**DIRECTION**.
Assemble all lines in which the string "name" appears.

__________

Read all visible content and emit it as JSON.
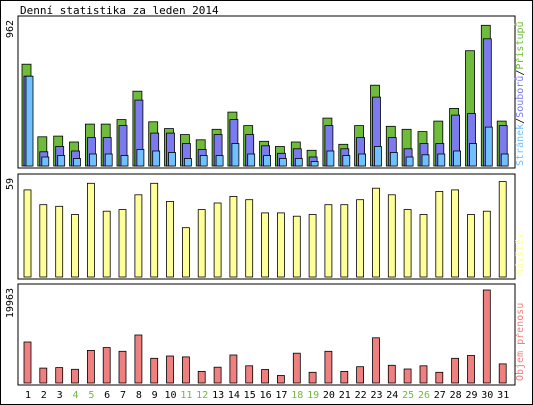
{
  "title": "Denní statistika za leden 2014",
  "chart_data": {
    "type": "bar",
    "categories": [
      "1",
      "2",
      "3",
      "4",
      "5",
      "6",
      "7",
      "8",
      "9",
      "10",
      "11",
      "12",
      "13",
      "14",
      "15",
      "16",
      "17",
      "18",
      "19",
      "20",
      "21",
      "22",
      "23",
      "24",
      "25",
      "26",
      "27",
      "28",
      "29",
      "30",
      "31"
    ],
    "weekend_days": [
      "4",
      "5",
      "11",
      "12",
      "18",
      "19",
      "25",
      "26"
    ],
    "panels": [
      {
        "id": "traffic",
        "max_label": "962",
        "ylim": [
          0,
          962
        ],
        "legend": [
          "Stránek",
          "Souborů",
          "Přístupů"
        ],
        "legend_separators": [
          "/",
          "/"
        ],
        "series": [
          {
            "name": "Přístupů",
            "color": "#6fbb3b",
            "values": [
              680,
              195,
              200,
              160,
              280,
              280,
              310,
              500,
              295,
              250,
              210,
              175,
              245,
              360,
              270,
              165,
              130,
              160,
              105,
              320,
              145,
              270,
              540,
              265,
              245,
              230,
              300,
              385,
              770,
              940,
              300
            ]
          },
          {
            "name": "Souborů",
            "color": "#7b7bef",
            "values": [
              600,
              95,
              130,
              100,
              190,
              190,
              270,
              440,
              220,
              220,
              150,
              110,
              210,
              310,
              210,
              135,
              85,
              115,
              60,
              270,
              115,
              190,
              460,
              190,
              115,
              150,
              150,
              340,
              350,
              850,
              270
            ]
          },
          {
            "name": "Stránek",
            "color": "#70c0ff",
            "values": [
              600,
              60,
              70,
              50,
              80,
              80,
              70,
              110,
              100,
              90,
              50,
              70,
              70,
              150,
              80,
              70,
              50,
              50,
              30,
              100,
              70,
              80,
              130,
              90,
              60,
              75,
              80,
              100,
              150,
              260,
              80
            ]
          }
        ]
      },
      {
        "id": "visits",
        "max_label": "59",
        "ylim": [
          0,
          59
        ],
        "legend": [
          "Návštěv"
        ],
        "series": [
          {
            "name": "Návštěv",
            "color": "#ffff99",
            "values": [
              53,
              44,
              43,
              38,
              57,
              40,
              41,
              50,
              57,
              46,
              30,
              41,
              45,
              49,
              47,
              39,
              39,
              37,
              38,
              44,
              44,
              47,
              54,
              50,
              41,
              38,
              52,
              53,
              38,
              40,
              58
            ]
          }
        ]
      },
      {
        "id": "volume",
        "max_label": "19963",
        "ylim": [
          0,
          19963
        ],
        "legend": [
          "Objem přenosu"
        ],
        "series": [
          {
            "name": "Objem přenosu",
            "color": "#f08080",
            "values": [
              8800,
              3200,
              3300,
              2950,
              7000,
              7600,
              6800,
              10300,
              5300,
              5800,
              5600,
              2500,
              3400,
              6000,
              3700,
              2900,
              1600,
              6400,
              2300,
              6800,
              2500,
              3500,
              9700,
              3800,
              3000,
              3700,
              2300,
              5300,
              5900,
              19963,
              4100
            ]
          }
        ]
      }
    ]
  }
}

__________

**RESPONSE TO THIS TASK**.
            "name": "Přístupů",
            "name": "Souborů",
            "name": "Stránek",
            "name": "Návštěv",
            "name": "Objem přenosu",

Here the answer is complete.